Aim of the exercise:
From the listing below, pull out all lines with "screenshot" in them.
* Begin Given data *
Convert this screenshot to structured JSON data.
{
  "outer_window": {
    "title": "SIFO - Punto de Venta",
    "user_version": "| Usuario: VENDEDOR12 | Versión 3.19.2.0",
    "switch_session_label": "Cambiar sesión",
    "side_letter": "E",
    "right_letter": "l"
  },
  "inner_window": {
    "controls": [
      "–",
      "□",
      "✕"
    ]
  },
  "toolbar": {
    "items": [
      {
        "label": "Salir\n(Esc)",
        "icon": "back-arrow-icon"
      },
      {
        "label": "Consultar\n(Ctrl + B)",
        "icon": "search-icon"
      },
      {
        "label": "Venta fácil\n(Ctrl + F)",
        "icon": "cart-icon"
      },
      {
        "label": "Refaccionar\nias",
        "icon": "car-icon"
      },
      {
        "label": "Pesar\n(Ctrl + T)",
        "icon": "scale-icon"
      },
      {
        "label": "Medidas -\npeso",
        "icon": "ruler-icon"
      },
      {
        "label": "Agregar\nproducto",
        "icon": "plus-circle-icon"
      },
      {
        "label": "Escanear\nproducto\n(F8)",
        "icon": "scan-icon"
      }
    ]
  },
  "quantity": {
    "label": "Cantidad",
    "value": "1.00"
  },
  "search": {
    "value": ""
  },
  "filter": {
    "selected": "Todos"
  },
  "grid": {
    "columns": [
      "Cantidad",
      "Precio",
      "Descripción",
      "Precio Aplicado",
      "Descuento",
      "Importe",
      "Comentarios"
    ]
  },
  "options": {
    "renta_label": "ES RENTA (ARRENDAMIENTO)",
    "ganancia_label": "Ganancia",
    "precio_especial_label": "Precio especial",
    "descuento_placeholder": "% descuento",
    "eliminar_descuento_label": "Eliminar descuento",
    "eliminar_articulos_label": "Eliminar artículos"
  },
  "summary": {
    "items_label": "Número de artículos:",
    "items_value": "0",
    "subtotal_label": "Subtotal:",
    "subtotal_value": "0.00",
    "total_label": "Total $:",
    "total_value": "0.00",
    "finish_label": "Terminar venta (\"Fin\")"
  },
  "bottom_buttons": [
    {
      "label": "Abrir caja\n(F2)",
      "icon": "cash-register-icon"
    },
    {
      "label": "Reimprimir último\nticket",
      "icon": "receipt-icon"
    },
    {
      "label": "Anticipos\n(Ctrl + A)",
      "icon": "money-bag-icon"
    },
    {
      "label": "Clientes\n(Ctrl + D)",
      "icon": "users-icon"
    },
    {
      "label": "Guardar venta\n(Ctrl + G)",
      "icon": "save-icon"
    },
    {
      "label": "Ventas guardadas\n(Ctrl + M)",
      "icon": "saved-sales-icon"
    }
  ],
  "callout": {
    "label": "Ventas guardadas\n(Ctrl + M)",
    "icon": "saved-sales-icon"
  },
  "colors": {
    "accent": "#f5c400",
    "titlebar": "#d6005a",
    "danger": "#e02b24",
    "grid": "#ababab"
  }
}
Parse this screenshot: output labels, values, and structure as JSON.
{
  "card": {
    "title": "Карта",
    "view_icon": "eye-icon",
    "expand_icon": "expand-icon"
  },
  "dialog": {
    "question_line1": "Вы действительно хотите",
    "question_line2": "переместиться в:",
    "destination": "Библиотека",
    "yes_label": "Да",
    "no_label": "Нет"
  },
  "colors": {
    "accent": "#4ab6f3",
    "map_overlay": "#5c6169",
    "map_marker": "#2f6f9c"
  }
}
* End Given data *
Complete answer:
Convert this screenshot to structured JSON data.
Parse this screenshot: output labels, values, and structure as JSON.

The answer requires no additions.